» WRITTEN REQUEST
Quote every line as given.

» PROVIDED DATA
-- START --
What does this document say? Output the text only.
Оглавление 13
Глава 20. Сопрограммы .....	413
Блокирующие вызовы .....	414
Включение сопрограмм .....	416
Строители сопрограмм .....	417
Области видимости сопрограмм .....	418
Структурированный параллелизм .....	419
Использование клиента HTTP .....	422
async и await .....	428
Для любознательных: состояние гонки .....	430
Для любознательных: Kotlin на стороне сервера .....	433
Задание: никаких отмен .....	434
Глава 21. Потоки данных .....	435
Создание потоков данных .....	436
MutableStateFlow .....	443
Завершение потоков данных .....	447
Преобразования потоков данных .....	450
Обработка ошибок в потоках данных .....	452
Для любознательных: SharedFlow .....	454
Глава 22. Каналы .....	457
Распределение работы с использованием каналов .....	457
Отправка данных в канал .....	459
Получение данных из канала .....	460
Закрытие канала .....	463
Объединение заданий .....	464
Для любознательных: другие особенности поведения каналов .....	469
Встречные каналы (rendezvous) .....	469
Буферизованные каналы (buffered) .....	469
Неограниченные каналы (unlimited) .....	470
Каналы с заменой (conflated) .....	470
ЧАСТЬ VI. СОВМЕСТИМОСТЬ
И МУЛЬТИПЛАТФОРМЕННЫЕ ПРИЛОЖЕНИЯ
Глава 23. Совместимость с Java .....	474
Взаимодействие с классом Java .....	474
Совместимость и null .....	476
-- END --
» RESPONSE TO THE TASK
What does this document say? Output the text only.
Оглавление 13
Глава 20. Сопрограммы .....	413
Блокирующие вызовы .....	414
Включение сопрограмм .....	416
Строители сопрограмм .....	417
Области видимости сопрограмм .....	418
Структурированный параллелизм .....	419
Использование клиента HTTP .....	422
async и await .....	428
Для любознательных: состояние гонки .....	430
Для любознательных: Kotlin на стороне сервера .....	433
Задание: никаких отмен .....	434
Глава 21. Потоки данных .....	435
Создание потоков данных .....	436
MutableStateFlow .....	443
Завершение потоков данных .....	447
Преобразования потоков данных .....	450
Обработка ошибок в потоках данных .....	452
Для любознательных: SharedFlow .....	454
Глава 22. Каналы .....	457
Распределение работы с использованием каналов .....	457
Отправка данных в канал .....	459
Получение данных из канала .....	460
Закрытие канала .....	463
Объединение заданий .....	464
Для любознательных: другие особенности поведения каналов .....	469
Встречные каналы (rendezvous) .....	469
Буферизованные каналы (buffered) .....	469
Неограниченные каналы (unlimited) .....	470
Каналы с заменой (conflated) .....	470
ЧАСТЬ VI. СОВМЕСТИМОСТЬ
И МУЛЬТИПЛАТФОРМЕННЫЕ ПРИЛОЖЕНИЯ
Глава 23. Совместимость с Java .....	474
Взаимодействие с классом Java .....	474
Совместимость и null .....	476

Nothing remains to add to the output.